→ Goal of the exercise: Take each line that has the word "this" and return it.

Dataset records
## START

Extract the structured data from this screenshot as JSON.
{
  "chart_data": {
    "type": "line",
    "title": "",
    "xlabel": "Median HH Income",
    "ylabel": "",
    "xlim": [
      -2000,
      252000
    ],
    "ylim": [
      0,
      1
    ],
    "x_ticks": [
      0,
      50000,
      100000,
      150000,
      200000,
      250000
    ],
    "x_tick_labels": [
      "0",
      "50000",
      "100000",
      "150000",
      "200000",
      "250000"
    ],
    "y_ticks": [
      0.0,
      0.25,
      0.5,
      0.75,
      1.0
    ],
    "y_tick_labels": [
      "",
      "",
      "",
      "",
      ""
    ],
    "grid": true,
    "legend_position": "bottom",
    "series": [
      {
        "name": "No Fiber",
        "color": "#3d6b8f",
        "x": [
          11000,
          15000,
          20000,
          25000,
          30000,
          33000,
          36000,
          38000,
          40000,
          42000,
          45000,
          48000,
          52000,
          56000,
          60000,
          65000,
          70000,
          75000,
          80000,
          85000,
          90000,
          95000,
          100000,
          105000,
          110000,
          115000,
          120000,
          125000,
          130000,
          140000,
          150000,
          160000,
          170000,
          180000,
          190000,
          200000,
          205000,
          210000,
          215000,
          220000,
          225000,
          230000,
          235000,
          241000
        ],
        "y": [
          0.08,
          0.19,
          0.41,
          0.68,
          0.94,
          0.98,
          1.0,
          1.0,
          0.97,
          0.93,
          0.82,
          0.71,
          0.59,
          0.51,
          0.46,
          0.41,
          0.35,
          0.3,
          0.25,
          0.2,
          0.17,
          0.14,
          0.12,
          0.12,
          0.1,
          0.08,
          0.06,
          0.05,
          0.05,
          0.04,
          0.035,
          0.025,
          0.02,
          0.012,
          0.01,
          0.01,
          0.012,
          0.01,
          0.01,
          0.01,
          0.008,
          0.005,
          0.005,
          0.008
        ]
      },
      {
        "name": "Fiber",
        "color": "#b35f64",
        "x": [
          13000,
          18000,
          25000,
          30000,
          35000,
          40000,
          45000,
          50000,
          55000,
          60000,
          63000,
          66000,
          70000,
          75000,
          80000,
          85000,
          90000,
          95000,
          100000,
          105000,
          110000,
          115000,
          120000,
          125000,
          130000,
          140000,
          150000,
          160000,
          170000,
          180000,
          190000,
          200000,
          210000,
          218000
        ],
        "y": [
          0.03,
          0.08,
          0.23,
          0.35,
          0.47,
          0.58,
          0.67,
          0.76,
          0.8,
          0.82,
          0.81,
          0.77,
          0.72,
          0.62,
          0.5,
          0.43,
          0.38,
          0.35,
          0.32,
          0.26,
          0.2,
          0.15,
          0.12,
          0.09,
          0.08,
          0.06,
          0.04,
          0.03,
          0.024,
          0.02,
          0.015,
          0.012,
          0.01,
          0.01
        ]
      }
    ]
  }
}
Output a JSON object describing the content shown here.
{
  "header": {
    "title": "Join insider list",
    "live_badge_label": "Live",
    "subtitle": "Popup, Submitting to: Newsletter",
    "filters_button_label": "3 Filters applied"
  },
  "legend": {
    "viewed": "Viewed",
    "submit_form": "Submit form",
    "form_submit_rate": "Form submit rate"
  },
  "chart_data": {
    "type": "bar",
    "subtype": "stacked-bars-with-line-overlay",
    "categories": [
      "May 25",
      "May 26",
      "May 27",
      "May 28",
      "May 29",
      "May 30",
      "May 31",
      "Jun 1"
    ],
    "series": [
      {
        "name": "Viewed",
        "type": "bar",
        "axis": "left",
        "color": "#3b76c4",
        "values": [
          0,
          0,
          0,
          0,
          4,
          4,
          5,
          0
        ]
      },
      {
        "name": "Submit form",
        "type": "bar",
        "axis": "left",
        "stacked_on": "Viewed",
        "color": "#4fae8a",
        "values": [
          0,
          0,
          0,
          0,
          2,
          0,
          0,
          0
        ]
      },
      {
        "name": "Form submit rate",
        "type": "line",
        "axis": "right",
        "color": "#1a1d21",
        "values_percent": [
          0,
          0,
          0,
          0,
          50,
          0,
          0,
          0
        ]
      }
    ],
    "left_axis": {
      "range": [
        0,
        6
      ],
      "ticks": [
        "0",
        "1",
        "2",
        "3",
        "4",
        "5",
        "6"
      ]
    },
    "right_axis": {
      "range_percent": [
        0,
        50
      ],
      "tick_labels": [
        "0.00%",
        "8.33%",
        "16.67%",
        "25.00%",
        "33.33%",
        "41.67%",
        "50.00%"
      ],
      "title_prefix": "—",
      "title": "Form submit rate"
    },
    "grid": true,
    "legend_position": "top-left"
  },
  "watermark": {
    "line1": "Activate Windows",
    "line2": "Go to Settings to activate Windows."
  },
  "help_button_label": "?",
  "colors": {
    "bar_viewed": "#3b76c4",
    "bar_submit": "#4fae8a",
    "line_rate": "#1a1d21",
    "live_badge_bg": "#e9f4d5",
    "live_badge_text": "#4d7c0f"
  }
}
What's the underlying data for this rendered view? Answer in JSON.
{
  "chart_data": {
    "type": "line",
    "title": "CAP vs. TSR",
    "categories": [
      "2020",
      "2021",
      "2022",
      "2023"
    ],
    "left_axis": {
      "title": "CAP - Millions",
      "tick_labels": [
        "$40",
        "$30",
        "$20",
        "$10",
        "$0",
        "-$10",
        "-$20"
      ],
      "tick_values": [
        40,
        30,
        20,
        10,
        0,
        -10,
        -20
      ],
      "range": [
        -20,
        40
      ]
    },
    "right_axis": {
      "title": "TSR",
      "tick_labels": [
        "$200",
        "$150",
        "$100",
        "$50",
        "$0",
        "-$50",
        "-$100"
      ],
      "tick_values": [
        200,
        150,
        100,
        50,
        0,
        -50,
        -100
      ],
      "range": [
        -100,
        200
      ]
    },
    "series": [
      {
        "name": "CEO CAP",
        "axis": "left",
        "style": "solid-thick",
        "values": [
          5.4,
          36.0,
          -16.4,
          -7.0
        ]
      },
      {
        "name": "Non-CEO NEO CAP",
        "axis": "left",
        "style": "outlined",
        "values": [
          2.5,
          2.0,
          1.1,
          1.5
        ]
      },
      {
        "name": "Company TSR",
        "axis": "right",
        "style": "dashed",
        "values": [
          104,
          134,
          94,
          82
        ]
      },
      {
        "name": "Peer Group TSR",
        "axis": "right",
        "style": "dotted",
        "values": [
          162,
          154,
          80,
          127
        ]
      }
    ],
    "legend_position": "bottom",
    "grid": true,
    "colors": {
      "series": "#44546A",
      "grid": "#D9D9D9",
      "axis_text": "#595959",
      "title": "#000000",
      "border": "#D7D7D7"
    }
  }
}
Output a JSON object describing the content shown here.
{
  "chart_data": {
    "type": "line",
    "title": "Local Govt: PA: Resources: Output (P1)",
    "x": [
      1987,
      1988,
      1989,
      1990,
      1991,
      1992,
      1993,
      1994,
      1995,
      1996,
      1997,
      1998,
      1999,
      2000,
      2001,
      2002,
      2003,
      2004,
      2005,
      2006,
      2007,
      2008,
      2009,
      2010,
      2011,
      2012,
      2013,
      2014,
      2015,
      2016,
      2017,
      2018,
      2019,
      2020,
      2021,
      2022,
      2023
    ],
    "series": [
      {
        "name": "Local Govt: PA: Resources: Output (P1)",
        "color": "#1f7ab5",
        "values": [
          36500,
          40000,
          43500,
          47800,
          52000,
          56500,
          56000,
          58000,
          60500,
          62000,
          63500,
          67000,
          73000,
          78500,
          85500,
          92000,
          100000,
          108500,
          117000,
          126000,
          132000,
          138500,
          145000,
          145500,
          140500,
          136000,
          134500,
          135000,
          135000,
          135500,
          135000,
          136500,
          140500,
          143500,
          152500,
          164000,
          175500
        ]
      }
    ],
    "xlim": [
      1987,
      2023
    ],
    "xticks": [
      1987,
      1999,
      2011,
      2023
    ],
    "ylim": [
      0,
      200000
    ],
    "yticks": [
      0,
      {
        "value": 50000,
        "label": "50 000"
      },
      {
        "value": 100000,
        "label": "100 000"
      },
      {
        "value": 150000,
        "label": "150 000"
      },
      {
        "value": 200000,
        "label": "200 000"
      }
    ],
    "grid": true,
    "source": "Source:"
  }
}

## END

→ Correct output:
Extract the structured data from this screenshot as JSON.
What's the underlying data for this rendered view? Answer in JSON.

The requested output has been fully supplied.